Saved data entries:
····················

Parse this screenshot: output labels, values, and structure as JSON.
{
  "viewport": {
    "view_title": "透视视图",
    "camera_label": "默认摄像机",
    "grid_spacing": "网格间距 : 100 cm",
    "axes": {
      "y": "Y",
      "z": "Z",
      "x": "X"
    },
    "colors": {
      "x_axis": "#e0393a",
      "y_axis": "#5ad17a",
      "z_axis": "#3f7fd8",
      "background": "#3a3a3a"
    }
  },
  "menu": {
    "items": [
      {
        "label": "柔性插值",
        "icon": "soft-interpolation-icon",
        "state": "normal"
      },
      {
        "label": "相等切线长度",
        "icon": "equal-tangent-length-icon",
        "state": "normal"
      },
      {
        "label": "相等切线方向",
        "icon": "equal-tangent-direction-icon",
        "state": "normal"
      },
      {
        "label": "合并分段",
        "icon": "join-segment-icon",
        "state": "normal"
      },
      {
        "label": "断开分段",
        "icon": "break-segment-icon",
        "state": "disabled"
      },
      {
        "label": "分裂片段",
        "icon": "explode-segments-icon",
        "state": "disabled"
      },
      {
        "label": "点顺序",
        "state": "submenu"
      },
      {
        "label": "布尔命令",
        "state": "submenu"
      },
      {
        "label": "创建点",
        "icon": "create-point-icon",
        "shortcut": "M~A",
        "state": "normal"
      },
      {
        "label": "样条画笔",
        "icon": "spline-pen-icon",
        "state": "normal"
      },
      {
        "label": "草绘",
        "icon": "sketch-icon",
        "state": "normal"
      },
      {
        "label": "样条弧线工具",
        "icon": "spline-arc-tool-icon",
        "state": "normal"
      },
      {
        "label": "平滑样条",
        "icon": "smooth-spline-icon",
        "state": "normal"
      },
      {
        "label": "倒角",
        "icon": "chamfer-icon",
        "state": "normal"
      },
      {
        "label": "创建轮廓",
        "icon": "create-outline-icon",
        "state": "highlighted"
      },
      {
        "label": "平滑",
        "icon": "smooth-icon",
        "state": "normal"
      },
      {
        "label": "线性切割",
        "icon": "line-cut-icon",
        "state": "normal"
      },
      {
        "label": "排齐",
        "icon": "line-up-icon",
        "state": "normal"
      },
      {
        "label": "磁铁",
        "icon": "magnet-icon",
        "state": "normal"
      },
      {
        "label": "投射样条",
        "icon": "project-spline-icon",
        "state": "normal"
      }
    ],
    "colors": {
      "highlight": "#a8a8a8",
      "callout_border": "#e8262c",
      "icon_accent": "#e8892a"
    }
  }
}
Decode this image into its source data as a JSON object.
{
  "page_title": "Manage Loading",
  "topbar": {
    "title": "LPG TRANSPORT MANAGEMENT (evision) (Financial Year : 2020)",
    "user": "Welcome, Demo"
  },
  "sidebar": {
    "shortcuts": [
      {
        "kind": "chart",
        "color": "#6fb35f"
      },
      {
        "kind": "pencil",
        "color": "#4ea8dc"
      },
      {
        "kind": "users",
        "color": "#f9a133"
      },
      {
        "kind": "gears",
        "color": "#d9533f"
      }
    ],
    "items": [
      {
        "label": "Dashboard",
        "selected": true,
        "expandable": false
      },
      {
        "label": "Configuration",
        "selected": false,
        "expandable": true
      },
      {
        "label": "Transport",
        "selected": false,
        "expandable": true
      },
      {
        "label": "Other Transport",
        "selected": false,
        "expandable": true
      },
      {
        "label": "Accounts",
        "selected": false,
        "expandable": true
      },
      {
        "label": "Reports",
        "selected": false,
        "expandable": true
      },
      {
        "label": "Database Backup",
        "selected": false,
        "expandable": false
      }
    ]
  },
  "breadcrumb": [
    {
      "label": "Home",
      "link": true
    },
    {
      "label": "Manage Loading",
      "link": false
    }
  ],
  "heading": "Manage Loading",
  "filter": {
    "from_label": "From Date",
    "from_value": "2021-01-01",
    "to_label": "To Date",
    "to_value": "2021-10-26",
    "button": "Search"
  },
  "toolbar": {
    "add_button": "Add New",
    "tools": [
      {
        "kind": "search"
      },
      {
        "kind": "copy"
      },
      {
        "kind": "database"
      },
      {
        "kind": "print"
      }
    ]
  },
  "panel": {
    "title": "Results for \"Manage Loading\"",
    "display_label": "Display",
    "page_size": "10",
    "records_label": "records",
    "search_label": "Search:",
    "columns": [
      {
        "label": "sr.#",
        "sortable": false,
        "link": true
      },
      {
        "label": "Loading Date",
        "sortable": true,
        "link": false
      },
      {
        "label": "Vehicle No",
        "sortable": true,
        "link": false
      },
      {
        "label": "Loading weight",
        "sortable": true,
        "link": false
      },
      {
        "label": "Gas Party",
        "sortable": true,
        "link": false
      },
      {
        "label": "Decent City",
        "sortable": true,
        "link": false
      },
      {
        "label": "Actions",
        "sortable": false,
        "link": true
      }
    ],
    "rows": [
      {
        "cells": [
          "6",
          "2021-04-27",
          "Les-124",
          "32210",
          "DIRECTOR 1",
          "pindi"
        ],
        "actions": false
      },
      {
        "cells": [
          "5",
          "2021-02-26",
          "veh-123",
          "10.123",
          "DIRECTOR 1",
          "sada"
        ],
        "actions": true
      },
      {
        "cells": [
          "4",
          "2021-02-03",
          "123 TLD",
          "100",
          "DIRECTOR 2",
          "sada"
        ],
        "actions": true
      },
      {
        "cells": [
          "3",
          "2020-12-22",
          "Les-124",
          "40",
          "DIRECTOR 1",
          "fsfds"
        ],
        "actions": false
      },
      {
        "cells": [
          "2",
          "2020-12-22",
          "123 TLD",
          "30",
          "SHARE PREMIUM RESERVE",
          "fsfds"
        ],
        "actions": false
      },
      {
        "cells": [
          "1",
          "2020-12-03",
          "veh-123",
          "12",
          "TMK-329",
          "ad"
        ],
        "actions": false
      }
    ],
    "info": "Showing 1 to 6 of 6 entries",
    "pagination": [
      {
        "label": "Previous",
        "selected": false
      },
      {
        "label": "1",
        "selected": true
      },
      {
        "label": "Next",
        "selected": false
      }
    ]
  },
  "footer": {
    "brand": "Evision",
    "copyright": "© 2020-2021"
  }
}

····················

Write out every entry above, word for word.

[EXERCISE RESULT]
Parse this screenshot: output labels, values, and structure as JSON.
{
  "viewport": {
    "view_title": "透视视图",
    "camera_label": "默认摄像机",
    "grid_spacing": "网格间距 : 100 cm",
    "axes": {
      "y": "Y",
      "z": "Z",
      "x": "X"
    },
    "colors": {
      "x_axis": "#e0393a",
      "y_axis": "#5ad17a",
      "z_axis": "#3f7fd8",
      "background": "#3a3a3a"
    }
  },
  "menu": {
    "items": [
      {
        "label": "柔性插值",
        "icon": "soft-interpolation-icon",
        "state": "normal"
      },
      {
        "label": "相等切线长度",
        "icon": "equal-tangent-length-icon",
        "state": "normal"
      },
      {
        "label": "相等切线方向",
        "icon": "equal-tangent-direction-icon",
        "state": "normal"
      },
      {
        "label": "合并分段",
        "icon": "join-segment-icon",
        "state": "normal"
      },
      {
        "label": "断开分段",
        "icon": "break-segment-icon",
        "state": "disabled"
      },
      {
        "label": "分裂片段",
        "icon": "explode-segments-icon",
        "state": "disabled"
      },
      {
        "label": "点顺序",
        "state": "submenu"
      },
      {
        "label": "布尔命令",
        "state": "submenu"
      },
      {
        "label": "创建点",
        "icon": "create-point-icon",
        "shortcut": "M~A",
        "state": "normal"
      },
      {
        "label": "样条画笔",
        "icon": "spline-pen-icon",
        "state": "normal"
      },
      {
        "label": "草绘",
        "icon": "sketch-icon",
        "state": "normal"
      },
      {
        "label": "样条弧线工具",
        "icon": "spline-arc-tool-icon",
        "state": "normal"
      },
      {
        "label": "平滑样条",
        "icon": "smooth-spline-icon",
        "state": "normal"
      },
      {
        "label": "倒角",
        "icon": "chamfer-icon",
        "state": "normal"
      },
      {
        "label": "创建轮廓",
        "icon": "create-outline-icon",
        "state": "highlighted"
      },
      {
        "label": "平滑",
        "icon": "smooth-icon",
        "state": "normal"
      },
      {
        "label": "线性切割",
        "icon": "line-cut-icon",
        "state": "normal"
      },
      {
        "label": "排齐",
        "icon": "line-up-icon",
        "state": "normal"
      },
      {
        "label": "磁铁",
        "icon": "magnet-icon",
        "state": "normal"
      },
      {
        "label": "投射样条",
        "icon": "project-spline-icon",
        "state": "normal"
      }
    ],
    "colors": {
      "highlight": "#a8a8a8",
      "callout_border": "#e8262c",
      "icon_accent": "#e8892a"
    }
  }
}
Decode this image into its source data as a JSON object.
{
  "page_title": "Manage Loading",
  "topbar": {
    "title": "LPG TRANSPORT MANAGEMENT (evision) (Financial Year : 2020)",
    "user": "Welcome, Demo"
  },
  "sidebar": {
    "shortcuts": [
      {
        "kind": "chart",
        "color": "#6fb35f"
      },
      {
        "kind": "pencil",
        "color": "#4ea8dc"
      },
      {
        "kind": "users",
        "color": "#f9a133"
      },
      {
        "kind": "gears",
        "color": "#d9533f"
      }
    ],
    "items": [
      {
        "label": "Dashboard",
        "selected": true,
        "expandable": false
      },
      {
        "label": "Configuration",
        "selected": false,
        "expandable": true
      },
      {
        "label": "Transport",
        "selected": false,
        "expandable": true
      },
      {
        "label": "Other Transport",
        "selected": false,
        "expandable": true
      },
      {
        "label": "Accounts",
        "selected": false,
        "expandable": true
      },
      {
        "label": "Reports",
        "selected": false,
        "expandable": true
      },
      {
        "label": "Database Backup",
        "selected": false,
        "expandable": false
      }
    ]
  },
  "breadcrumb": [
    {
      "label": "Home",
      "link": true
    },
    {
      "label": "Manage Loading",
      "link": false
    }
  ],
  "heading": "Manage Loading",
  "filter": {
    "from_label": "From Date",
    "from_value": "2021-01-01",
    "to_label": "To Date",
    "to_value": "2021-10-26",
    "button": "Search"
  },
  "toolbar": {
    "add_button": "Add New",
    "tools": [
      {
        "kind": "search"
      },
      {
        "kind": "copy"
      },
      {
        "kind": "database"
      },
      {
        "kind": "print"
      }
    ]
  },
  "panel": {
    "title": "Results for \"Manage Loading\"",
    "display_label": "Display",
    "page_size": "10",
    "records_label": "records",
    "search_label": "Search:",
    "columns": [
      {
        "label": "sr.#",
        "sortable": false,
        "link": true
      },
      {
        "label": "Loading Date",
        "sortable": true,
        "link": false
      },
      {
        "label": "Vehicle No",
        "sortable": true,
        "link": false
      },
      {
        "label": "Loading weight",
        "sortable": true,
        "link": false
      },
      {
        "label": "Gas Party",
        "sortable": true,
        "link": false
      },
      {
        "label": "Decent City",
        "sortable": true,
        "link": false
      },
      {
        "label": "Actions",
        "sortable": false,
        "link": true
      }
    ],
    "rows": [
      {
        "cells": [
          "6",
          "2021-04-27",
          "Les-124",
          "32210",
          "DIRECTOR 1",
          "pindi"
        ],
        "actions": false
      },
      {
        "cells": [
          "5",
          "2021-02-26",
          "veh-123",
          "10.123",
          "DIRECTOR 1",
          "sada"
        ],
        "actions": true
      },
      {
        "cells": [
          "4",
          "2021-02-03",
          "123 TLD",
          "100",
          "DIRECTOR 2",
          "sada"
        ],
        "actions": true
      },
      {
        "cells": [
          "3",
          "2020-12-22",
          "Les-124",
          "40",
          "DIRECTOR 1",
          "fsfds"
        ],
        "actions": false
      },
      {
        "cells": [
          "2",
          "2020-12-22",
          "123 TLD",
          "30",
          "SHARE PREMIUM RESERVE",
          "fsfds"
        ],
        "actions": false
      },
      {
        "cells": [
          "1",
          "2020-12-03",
          "veh-123",
          "12",
          "TMK-329",
          "ad"
        ],
        "actions": false
      }
    ],
    "info": "Showing 1 to 6 of 6 entries",
    "pagination": [
      {
        "label": "Previous",
        "selected": false
      },
      {
        "label": "1",
        "selected": true
      },
      {
        "label": "Next",
        "selected": false
      }
    ]
  },
  "footer": {
    "brand": "Evision",
    "copyright": "© 2020-2021"
  }
}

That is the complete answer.